## AIM OF THE EXERCISE
Produce an exact copy of the lines from the line containing "OCR this image." through the last line of the entries below, and only those lines.

## TASK INPUT
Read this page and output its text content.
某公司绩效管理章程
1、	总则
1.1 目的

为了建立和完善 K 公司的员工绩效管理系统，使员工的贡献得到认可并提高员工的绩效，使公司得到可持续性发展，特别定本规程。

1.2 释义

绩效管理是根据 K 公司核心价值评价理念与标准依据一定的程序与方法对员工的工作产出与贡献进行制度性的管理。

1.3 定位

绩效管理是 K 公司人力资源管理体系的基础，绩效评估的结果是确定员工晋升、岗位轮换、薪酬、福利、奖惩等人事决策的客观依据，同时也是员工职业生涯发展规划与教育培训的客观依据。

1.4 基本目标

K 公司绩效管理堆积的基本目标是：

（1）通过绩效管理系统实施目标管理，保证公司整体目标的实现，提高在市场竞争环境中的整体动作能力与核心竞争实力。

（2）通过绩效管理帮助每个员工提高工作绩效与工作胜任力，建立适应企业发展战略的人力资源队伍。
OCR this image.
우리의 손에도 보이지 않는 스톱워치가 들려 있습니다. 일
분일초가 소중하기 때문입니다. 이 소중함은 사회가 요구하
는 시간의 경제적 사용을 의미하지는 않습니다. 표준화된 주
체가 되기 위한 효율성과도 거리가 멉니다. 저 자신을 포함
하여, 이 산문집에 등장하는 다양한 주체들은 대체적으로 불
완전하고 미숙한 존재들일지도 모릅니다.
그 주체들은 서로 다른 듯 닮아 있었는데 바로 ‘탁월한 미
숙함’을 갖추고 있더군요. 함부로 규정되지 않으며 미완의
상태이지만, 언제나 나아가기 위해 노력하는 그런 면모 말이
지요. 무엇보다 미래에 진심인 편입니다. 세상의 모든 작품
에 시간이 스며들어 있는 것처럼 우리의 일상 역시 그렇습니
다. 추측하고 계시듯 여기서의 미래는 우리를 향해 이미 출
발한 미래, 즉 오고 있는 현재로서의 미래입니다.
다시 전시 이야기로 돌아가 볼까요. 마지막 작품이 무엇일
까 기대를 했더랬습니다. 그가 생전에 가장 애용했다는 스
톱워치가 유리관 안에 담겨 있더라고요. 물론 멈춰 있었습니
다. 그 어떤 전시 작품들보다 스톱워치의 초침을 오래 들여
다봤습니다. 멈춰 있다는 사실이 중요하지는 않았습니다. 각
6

## THE RESPONSE
OCR this image.
우리의 손에도 보이지 않는 스톱워치가 들려 있습니다. 일
분일초가 소중하기 때문입니다. 이 소중함은 사회가 요구하
는 시간의 경제적 사용을 의미하지는 않습니다. 표준화된 주
체가 되기 위한 효율성과도 거리가 멉니다. 저 자신을 포함
하여, 이 산문집에 등장하는 다양한 주체들은 대체적으로 불
완전하고 미숙한 존재들일지도 모릅니다.
그 주체들은 서로 다른 듯 닮아 있었는데 바로 ‘탁월한 미
숙함’을 갖추고 있더군요. 함부로 규정되지 않으며 미완의
상태이지만, 언제나 나아가기 위해 노력하는 그런 면모 말이
지요. 무엇보다 미래에 진심인 편입니다. 세상의 모든 작품
에 시간이 스며들어 있는 것처럼 우리의 일상 역시 그렇습니
다. 추측하고 계시듯 여기서의 미래는 우리를 향해 이미 출
발한 미래, 즉 오고 있는 현재로서의 미래입니다.
다시 전시 이야기로 돌아가 볼까요. 마지막 작품이 무엇일
까 기대를 했더랬습니다. 그가 생전에 가장 애용했다는 스
톱워치가 유리관 안에 담겨 있더라고요. 물론 멈춰 있었습니
다. 그 어떤 전시 작품들보다 스톱워치의 초침을 오래 들여
다봤습니다. 멈춰 있다는 사실이 중요하지는 않았습니다. 각
6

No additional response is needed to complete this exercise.